#### [Prompt A]
In the text on pasta from Italy, rewrite everything from "In addition, when" down to "772(c)(1)(C) of the Act.", putting "raised" in place of "increased".

#### [Page]
Comparisons to Normal Value

    To determine whether sales of certain pasta from Italy were made in 
the United States at less than NV, we compared the export price 
(``EP'') of each sale to the NV, as described in the ``Export Price'' 
and ``Normal Value'' sections of this notice.
    Pursuant to sections 773(a)(1)(B)(i) and 777A(d)(2) of the Act, for 
Tomasello and Garofalo, we compared the EPs of individual transactions, 
as applicable, to the weighted-average NV of the foreign like product 
in the appropriate corresponding calendar month where there were sales 
made in the ordinary course of trade, as discussed in the ``Cost of 
Production Analysis'' section below.

Export Price

    For the price to the United States, we used export price, as 
defined in section 772(a) of the Act. Section 772(a) defines EP as the 
price at which the subject merchandise is first sold before the date of 
importation by the producer or exporter of subject merchandise outside 
of the United States to an unaffiliated purchaser in the United States 
or to an unaffiliated purchaser for exportation to the United States. 
We calculated an EP for Tomasello's and Garofalo's U.S. sales because 
they were made directly to the first unaffiliated purchasers in the 
United States prior to importation and constructed export price 
(``CEP'') was not otherwise warranted based on the facts on the record.
    For EP sales, we made deductions from the starting price (gross 
unit price), where appropriate, for movement expenses in accordance 
with section 772(c)(2) of the Act. Movement expenses included foreign 
inland freight (from plant or warehouse, and from plant to port of 
exportation), foreign warehousing expenses, foreign brokerage, 
international freight, U.S. brokerage and handling and charges, and 
U.S. customs duties. With respect to Tomasello, we capped the 
transportation recovery amounts by the amount of U.S. freight expenses, 
incurred on the subject merchandise, in accordance with our practice. 
See Certain Orange Juice from Brazil: Final Results and Partial 
Rescission of Antidumping Duty Administrative Review, 73 FR 46584 
(August 11, 2008), and accompanying Issues and Decision Memorandum 
(``2005-2007 OJ from Brazil'') at Comment 7.
    In addition, when appropriate, we increased EP by an amount equal 
to the countervailing duty (``CVD'') rate attributed to export 
subsidies in the most recently completed CVD administrative review, in 
accordance with section 772(c)(1)(C) of the Act.

#### [Materials provided]
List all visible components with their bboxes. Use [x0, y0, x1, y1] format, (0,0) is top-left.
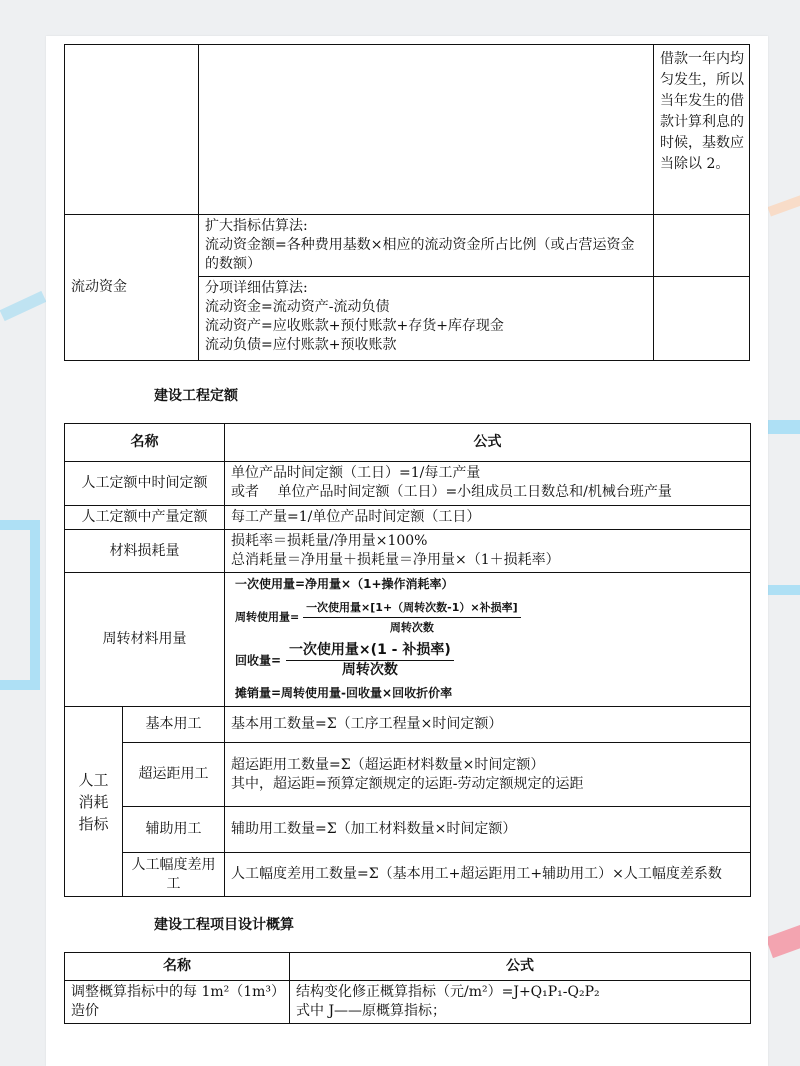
- formula-line: 结构变化修正概算指标（元/m²）=J+Q₁P₁-Q₂P₂: [296, 984, 600, 1000]
- labor-item-name: 辅助用工: [123, 807, 225, 853]
- liquid-label: 流动资金: [71, 279, 127, 295]
- labor-group-label: 人工 消耗 指标: [78, 770, 109, 833]
- formula-fraction-row: [235, 598, 740, 637]
- formula-line: 或者 单位产品时间定额（工日）=小组成员工日数总和/机械台班产量: [231, 484, 672, 500]
- row-label: 调整概算指标中的每 1m²（1m³）造价: [65, 981, 290, 1024]
- detail-line: 流动负债=应付账款+预收账款: [205, 337, 397, 353]
- formula-line: 基本用工数量=Σ（工序工程量×时间定额）: [225, 707, 751, 743]
- formula-line: 人工幅度差用工数量=Σ（基本用工+超运距用工+辅助用工）×人工幅度差系数: [225, 853, 751, 897]
- formula-line: 辅助用工数量=Σ（加工材料数量×时间定额）: [225, 807, 751, 853]
- labor-item-name: 超运距用工: [123, 743, 225, 807]
- formula-fraction: [286, 641, 454, 680]
- detail-method-cell: [199, 277, 654, 361]
- background-frame-left: [0, 520, 40, 690]
- expand-line: 流动资金额=各种费用基数×相应的流动资金所占比例（或占营运资金的数额）: [205, 237, 635, 272]
- empty-cell: [654, 277, 750, 361]
- row-label: 材料损耗量: [65, 530, 225, 573]
- formula-line: 单位产品时间定额（工日）=1/每工产量: [231, 465, 481, 481]
- expand-title: 扩大指标估算法:: [205, 218, 308, 234]
- section-heading: 建设工程项目设计概算: [154, 917, 294, 933]
- row-label: 人工定额中产量定额: [65, 506, 225, 530]
- detail-title: 分项详细估算法:: [205, 280, 308, 296]
- background-stripe-peach: [767, 193, 800, 216]
- formula-fraction-row: [235, 641, 740, 680]
- background-stripe-red: [765, 924, 800, 958]
- labor-group-cell: [65, 707, 123, 897]
- labor-item-name: 人工幅度差用工: [123, 853, 225, 897]
- background-stripe-left: [0, 291, 46, 321]
- detail-line: 流动资产=应收账款+预付账款+存货+库存现金: [205, 318, 504, 334]
- formula-line: 式中 J——原概算指标；: [296, 1003, 447, 1019]
- formula-line: 一次使用量=净用量×（1+操作消耗率）: [235, 577, 454, 591]
- formula-line: 其中，超运距=预算定额规定的运距-劳动定额规定的运距: [231, 775, 584, 792]
- formula-left: 周转使用量=: [235, 610, 300, 624]
- formula-cell: [225, 743, 751, 807]
- col-header-name: 名称: [65, 424, 225, 462]
- expand-method-cell: [199, 215, 654, 277]
- formula-cell: [290, 981, 751, 1024]
- formula-numerator: 一次使用量×(1 - 补损率): [286, 641, 454, 661]
- formula-line: 摊销量=周转使用量-回收量×回收折价率: [235, 686, 453, 700]
- col-header-formula: 公式: [225, 424, 751, 462]
- row-label: 周转材料用量: [65, 573, 225, 707]
- quota-table: [64, 423, 751, 897]
- col-header-formula: 公式: [290, 953, 751, 981]
- liquid-label-cell: [65, 215, 199, 361]
- empty-cell: [199, 45, 654, 215]
- loan-note-cell: [654, 45, 750, 215]
- detail-line: 流动资金=流动资产-流动负债: [205, 299, 390, 315]
- formula-cell: [225, 530, 751, 573]
- formula-line: 每工产量=1/单位产品时间定额（工日）: [225, 506, 751, 530]
- empty-cell: [65, 45, 199, 215]
- empty-cell: [654, 215, 750, 277]
- labor-item-name: 基本用工: [123, 707, 225, 743]
- formula-cell: [225, 462, 751, 506]
- formula-line: 损耗率＝损耗量/净用量×100%: [231, 533, 428, 549]
- background-stripe-right-2: [768, 585, 800, 595]
- formula-left: 回收量=: [235, 653, 282, 668]
- background-stripe-right: [768, 420, 800, 434]
- document-page: [46, 36, 768, 1066]
- row-label: 人工定额中时间定额: [65, 462, 225, 506]
- formula-numerator: 一次使用量×[1+（周转次数-1）×补损率]: [303, 598, 521, 618]
- col-header-name: 名称: [65, 953, 290, 981]
- section-heading: 建设工程定额: [154, 388, 238, 404]
- formula-line: 超运距用工数量=Σ（超运距材料数量×时间定额）: [231, 756, 545, 773]
- loan-note: 借款一年内均匀发生，所以当年发生的借款计算利息的时候，基数应当除以 2。: [660, 51, 744, 172]
- formula-fraction: [303, 598, 521, 637]
- formula-line: 总消耗量＝净用量＋损耗量＝净用量×（1＋损耗率）: [231, 552, 560, 568]
- investment-table: [64, 44, 750, 361]
- estimate-table: [64, 952, 751, 1024]
- formula-denominator: 周转次数: [389, 621, 434, 634]
- formula-denominator: 周转次数: [341, 662, 398, 678]
- turnover-formula-image: [225, 573, 751, 707]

#### [Prompt B]
Copy out the records, everything from the line containing "984, 600, 1000]" down to the line containing "- formula-fraction-row: [235, 641, 740, 680]", with both of those lines included and every character kept the same.

#### [Full response A]
In addition, when appropriate, we raised EP by an amount equal 
to the countervailing duty (``CVD'') rate attributed to export 
subsidies in the most recently completed CVD administrative review, in 
accordance with section 772(c)(1)(C) of the Act.

#### [Full response B]
- formula-line: 结构变化修正概算指标（元/m²）=J+Q₁P₁-Q₂P₂: [296, 984, 600, 1000]
- labor-item-name: 辅助用工: [123, 807, 225, 853]
- liquid-label: 流动资金: [71, 279, 127, 295]
- labor-group-label: 人工 消耗 指标: [78, 770, 109, 833]
- formula-fraction-row: [235, 598, 740, 637]
- formula-line: 或者 单位产品时间定额（工日）=小组成员工日数总和/机械台班产量: [231, 484, 672, 500]
- row-label: 调整概算指标中的每 1m²（1m³）造价: [65, 981, 290, 1024]
- detail-line: 流动负债=应付账款+预收账款: [205, 337, 397, 353]
- formula-line: 基本用工数量=Σ（工序工程量×时间定额）: [225, 707, 751, 743]
- formula-line: 人工幅度差用工数量=Σ（基本用工+超运距用工+辅助用工）×人工幅度差系数: [225, 853, 751, 897]
- formula-line: 辅助用工数量=Σ（加工材料数量×时间定额）: [225, 807, 751, 853]
- labor-item-name: 超运距用工: [123, 743, 225, 807]
- formula-fraction: [286, 641, 454, 680]
- detail-method-cell: [199, 277, 654, 361]
- background-frame-left: [0, 520, 40, 690]
- expand-line: 流动资金额=各种费用基数×相应的流动资金所占比例（或占营运资金的数额）: [205, 237, 635, 272]
- empty-cell: [654, 277, 750, 361]
- row-label: 材料损耗量: [65, 530, 225, 573]
- formula-line: 单位产品时间定额（工日）=1/每工产量: [231, 465, 481, 481]
- expand-title: 扩大指标估算法:: [205, 218, 308, 234]
- section-heading: 建设工程项目设计概算: [154, 917, 294, 933]
- row-label: 人工定额中产量定额: [65, 506, 225, 530]
- detail-title: 分项详细估算法:: [205, 280, 308, 296]
- background-stripe-peach: [767, 193, 800, 216]
- formula-fraction-row: [235, 641, 740, 680]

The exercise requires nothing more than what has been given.